#### [The request]
Reproduce the entries exactly.

#### [Records to process]

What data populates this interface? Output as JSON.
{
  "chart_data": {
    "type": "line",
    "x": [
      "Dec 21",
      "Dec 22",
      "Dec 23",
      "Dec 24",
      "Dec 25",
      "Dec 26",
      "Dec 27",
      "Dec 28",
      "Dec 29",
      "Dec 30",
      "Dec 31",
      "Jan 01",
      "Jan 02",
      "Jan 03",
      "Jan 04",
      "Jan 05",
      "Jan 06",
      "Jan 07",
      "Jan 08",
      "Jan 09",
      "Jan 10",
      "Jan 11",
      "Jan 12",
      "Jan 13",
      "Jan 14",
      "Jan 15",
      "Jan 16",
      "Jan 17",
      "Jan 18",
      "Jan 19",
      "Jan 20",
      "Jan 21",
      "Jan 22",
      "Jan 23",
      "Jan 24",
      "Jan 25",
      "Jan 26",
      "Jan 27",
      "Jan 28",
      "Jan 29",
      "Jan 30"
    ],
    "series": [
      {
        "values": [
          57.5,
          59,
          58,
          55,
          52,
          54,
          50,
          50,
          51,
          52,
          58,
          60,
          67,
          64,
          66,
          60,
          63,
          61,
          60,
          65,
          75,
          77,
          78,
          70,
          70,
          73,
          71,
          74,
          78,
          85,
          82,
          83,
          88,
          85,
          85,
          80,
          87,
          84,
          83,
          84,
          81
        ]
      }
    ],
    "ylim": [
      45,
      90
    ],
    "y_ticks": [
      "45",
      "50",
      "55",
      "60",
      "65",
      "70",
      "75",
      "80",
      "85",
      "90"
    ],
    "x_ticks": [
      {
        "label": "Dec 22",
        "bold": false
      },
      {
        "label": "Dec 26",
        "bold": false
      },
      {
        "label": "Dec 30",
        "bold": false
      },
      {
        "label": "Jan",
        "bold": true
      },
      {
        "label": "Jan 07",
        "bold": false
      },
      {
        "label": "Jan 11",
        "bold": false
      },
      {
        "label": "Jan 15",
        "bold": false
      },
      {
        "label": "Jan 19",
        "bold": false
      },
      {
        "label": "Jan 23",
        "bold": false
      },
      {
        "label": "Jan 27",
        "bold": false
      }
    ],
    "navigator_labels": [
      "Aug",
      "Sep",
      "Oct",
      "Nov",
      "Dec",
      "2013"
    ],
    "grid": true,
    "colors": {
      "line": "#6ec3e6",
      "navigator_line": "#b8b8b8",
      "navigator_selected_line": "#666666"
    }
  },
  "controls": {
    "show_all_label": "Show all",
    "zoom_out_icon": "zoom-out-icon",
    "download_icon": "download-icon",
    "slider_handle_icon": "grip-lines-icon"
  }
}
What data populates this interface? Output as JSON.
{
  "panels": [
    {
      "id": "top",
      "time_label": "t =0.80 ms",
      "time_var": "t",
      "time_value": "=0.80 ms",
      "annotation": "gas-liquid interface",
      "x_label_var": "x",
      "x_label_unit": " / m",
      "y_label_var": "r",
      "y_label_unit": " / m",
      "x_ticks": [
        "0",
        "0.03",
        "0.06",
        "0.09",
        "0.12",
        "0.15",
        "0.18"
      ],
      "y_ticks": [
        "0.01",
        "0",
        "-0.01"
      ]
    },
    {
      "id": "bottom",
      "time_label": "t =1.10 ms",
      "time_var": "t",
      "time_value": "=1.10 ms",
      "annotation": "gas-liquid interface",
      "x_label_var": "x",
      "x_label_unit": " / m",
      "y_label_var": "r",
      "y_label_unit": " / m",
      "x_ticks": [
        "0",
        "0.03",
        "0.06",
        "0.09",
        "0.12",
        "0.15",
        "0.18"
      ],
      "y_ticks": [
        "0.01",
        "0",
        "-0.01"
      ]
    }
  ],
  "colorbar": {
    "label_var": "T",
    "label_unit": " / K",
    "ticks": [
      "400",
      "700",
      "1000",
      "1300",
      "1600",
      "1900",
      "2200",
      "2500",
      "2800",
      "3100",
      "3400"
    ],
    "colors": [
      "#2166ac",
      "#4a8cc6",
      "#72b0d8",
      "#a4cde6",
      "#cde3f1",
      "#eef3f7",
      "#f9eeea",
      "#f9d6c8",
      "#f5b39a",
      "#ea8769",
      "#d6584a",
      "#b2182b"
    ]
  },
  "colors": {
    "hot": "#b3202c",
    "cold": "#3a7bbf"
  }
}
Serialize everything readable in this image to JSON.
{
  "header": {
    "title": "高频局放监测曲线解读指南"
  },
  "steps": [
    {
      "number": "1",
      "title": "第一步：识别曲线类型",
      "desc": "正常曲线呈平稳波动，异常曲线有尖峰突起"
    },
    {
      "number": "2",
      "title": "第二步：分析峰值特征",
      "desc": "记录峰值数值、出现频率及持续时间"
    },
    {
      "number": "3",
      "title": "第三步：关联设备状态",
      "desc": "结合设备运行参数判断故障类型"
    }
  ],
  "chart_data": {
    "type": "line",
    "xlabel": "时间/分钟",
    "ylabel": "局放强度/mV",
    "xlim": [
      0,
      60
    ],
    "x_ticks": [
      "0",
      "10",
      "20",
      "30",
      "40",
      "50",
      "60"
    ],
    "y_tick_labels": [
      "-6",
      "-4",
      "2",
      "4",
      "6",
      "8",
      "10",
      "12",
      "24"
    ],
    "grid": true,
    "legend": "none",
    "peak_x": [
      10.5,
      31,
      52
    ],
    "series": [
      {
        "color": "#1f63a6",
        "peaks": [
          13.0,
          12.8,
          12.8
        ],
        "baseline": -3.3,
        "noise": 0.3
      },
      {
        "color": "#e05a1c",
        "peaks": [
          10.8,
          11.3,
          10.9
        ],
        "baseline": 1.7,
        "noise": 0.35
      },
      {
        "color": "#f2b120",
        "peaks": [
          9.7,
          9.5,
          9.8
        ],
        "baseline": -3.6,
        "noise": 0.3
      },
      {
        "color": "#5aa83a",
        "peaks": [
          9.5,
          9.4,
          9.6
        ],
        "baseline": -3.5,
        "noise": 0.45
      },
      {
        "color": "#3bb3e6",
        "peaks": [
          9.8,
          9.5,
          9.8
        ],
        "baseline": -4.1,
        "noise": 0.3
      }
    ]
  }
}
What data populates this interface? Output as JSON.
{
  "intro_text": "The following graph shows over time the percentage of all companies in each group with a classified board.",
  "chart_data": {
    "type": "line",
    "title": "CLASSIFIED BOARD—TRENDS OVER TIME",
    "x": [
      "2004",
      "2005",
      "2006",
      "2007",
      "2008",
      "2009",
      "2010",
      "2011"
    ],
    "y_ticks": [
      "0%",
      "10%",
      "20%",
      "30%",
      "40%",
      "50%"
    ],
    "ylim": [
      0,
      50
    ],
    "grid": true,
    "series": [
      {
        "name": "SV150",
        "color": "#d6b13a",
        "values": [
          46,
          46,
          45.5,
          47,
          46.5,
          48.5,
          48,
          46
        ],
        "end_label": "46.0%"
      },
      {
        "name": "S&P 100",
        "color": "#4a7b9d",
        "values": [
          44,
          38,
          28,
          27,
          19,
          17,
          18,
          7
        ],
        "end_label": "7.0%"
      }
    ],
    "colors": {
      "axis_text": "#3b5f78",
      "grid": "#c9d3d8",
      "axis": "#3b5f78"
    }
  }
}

#### [Correct output]
What data populates this interface? Output as JSON.
{
  "chart_data": {
    "type": "line",
    "x": [
      "Dec 21",
      "Dec 22",
      "Dec 23",
      "Dec 24",
      "Dec 25",
      "Dec 26",
      "Dec 27",
      "Dec 28",
      "Dec 29",
      "Dec 30",
      "Dec 31",
      "Jan 01",
      "Jan 02",
      "Jan 03",
      "Jan 04",
      "Jan 05",
      "Jan 06",
      "Jan 07",
      "Jan 08",
      "Jan 09",
      "Jan 10",
      "Jan 11",
      "Jan 12",
      "Jan 13",
      "Jan 14",
      "Jan 15",
      "Jan 16",
      "Jan 17",
      "Jan 18",
      "Jan 19",
      "Jan 20",
      "Jan 21",
      "Jan 22",
      "Jan 23",
      "Jan 24",
      "Jan 25",
      "Jan 26",
      "Jan 27",
      "Jan 28",
      "Jan 29",
      "Jan 30"
    ],
    "series": [
      {
        "values": [
          57.5,
          59,
          58,
          55,
          52,
          54,
          50,
          50,
          51,
          52,
          58,
          60,
          67,
          64,
          66,
          60,
          63,
          61,
          60,
          65,
          75,
          77,
          78,
          70,
          70,
          73,
          71,
          74,
          78,
          85,
          82,
          83,
          88,
          85,
          85,
          80,
          87,
          84,
          83,
          84,
          81
        ]
      }
    ],
    "ylim": [
      45,
      90
    ],
    "y_ticks": [
      "45",
      "50",
      "55",
      "60",
      "65",
      "70",
      "75",
      "80",
      "85",
      "90"
    ],
    "x_ticks": [
      {
        "label": "Dec 22",
        "bold": false
      },
      {
        "label": "Dec 26",
        "bold": false
      },
      {
        "label": "Dec 30",
        "bold": false
      },
      {
        "label": "Jan",
        "bold": true
      },
      {
        "label": "Jan 07",
        "bold": false
      },
      {
        "label": "Jan 11",
        "bold": false
      },
      {
        "label": "Jan 15",
        "bold": false
      },
      {
        "label": "Jan 19",
        "bold": false
      },
      {
        "label": "Jan 23",
        "bold": false
      },
      {
        "label": "Jan 27",
        "bold": false
      }
    ],
    "navigator_labels": [
      "Aug",
      "Sep",
      "Oct",
      "Nov",
      "Dec",
      "2013"
    ],
    "grid": true,
    "colors": {
      "line": "#6ec3e6",
      "navigator_line": "#b8b8b8",
      "navigator_selected_line": "#666666"
    }
  },
  "controls": {
    "show_all_label": "Show all",
    "zoom_out_icon": "zoom-out-icon",
    "download_icon": "download-icon",
    "slider_handle_icon": "grip-lines-icon"
  }
}
What data populates this interface? Output as JSON.
{
  "panels": [
    {
      "id": "top",
      "time_label": "t =0.80 ms",
      "time_var": "t",
      "time_value": "=0.80 ms",
      "annotation": "gas-liquid interface",
      "x_label_var": "x",
      "x_label_unit": " / m",
      "y_label_var": "r",
      "y_label_unit": " / m",
      "x_ticks": [
        "0",
        "0.03",
        "0.06",
        "0.09",
        "0.12",
        "0.15",
        "0.18"
      ],
      "y_ticks": [
        "0.01",
        "0",
        "-0.01"
      ]
    },
    {
      "id": "bottom",
      "time_label": "t =1.10 ms",
      "time_var": "t",
      "time_value": "=1.10 ms",
      "annotation": "gas-liquid interface",
      "x_label_var": "x",
      "x_label_unit": " / m",
      "y_label_var": "r",
      "y_label_unit": " / m",
      "x_ticks": [
        "0",
        "0.03",
        "0.06",
        "0.09",
        "0.12",
        "0.15",
        "0.18"
      ],
      "y_ticks": [
        "0.01",
        "0",
        "-0.01"
      ]
    }
  ],
  "colorbar": {
    "label_var": "T",
    "label_unit": " / K",
    "ticks": [
      "400",
      "700",
      "1000",
      "1300",
      "1600",
      "1900",
      "2200",
      "2500",
      "2800",
      "3100",
      "3400"
    ],
    "colors": [
      "#2166ac",
      "#4a8cc6",
      "#72b0d8",
      "#a4cde6",
      "#cde3f1",
      "#eef3f7",
      "#f9eeea",
      "#f9d6c8",
      "#f5b39a",
      "#ea8769",
      "#d6584a",
      "#b2182b"
    ]
  },
  "colors": {
    "hot": "#b3202c",
    "cold": "#3a7bbf"
  }
}
Serialize everything readable in this image to JSON.
{
  "header": {
    "title": "高频局放监测曲线解读指南"
  },
  "steps": [
    {
      "number": "1",
      "title": "第一步：识别曲线类型",
      "desc": "正常曲线呈平稳波动，异常曲线有尖峰突起"
    },
    {
      "number": "2",
      "title": "第二步：分析峰值特征",
      "desc": "记录峰值数值、出现频率及持续时间"
    },
    {
      "number": "3",
      "title": "第三步：关联设备状态",
      "desc": "结合设备运行参数判断故障类型"
    }
  ],
  "chart_data": {
    "type": "line",
    "xlabel": "时间/分钟",
    "ylabel": "局放强度/mV",
    "xlim": [
      0,
      60
    ],
    "x_ticks": [
      "0",
      "10",
      "20",
      "30",
      "40",
      "50",
      "60"
    ],
    "y_tick_labels": [
      "-6",
      "-4",
      "2",
      "4",
      "6",
      "8",
      "10",
      "12",
      "24"
    ],
    "grid": true,
    "legend": "none",
    "peak_x": [
      10.5,
      31,
      52
    ],
    "series": [
      {
        "color": "#1f63a6",
        "peaks": [
          13.0,
          12.8,
          12.8
        ],
        "baseline": -3.3,
        "noise": 0.3
      },
      {
        "color": "#e05a1c",
        "peaks": [
          10.8,
          11.3,
          10.9
        ],
        "baseline": 1.7,
        "noise": 0.35
      },
      {
        "color": "#f2b120",
        "peaks": [
          9.7,
          9.5,
          9.8
        ],
        "baseline": -3.6,
        "noise": 0.3
      },
      {
        "color": "#5aa83a",
        "peaks": [
          9.5,
          9.4,
          9.6
        ],
        "baseline": -3.5,
        "noise": 0.45
      },
      {
        "color": "#3bb3e6",
        "peaks": [
          9.8,
          9.5,
          9.8
        ],
        "baseline": -4.1,
        "noise": 0.3
      }
    ]
  }
}
What data populates this interface? Output as JSON.
{
  "intro_text": "The following graph shows over time the percentage of all companies in each group with a classified board.",
  "chart_data": {
    "type": "line",
    "title": "CLASSIFIED BOARD—TRENDS OVER TIME",
    "x": [
      "2004",
      "2005",
      "2006",
      "2007",
      "2008",
      "2009",
      "2010",
      "2011"
    ],
    "y_ticks": [
      "0%",
      "10%",
      "20%",
      "30%",
      "40%",
      "50%"
    ],
    "ylim": [
      0,
      50
    ],
    "grid": true,
    "series": [
      {
        "name": "SV150",
        "color": "#d6b13a",
        "values": [
          46,
          46,
          45.5,
          47,
          46.5,
          48.5,
          48,
          46
        ],
        "end_label": "46.0%"
      },
      {
        "name": "S&P 100",
        "color": "#4a7b9d",
        "values": [
          44,
          38,
          28,
          27,
          19,
          17,
          18,
          7
        ],
        "end_label": "7.0%"
      }
    ],
    "colors": {
      "axis_text": "#3b5f78",
      "grid": "#c9d3d8",
      "axis": "#3b5f78"
    }
  }
}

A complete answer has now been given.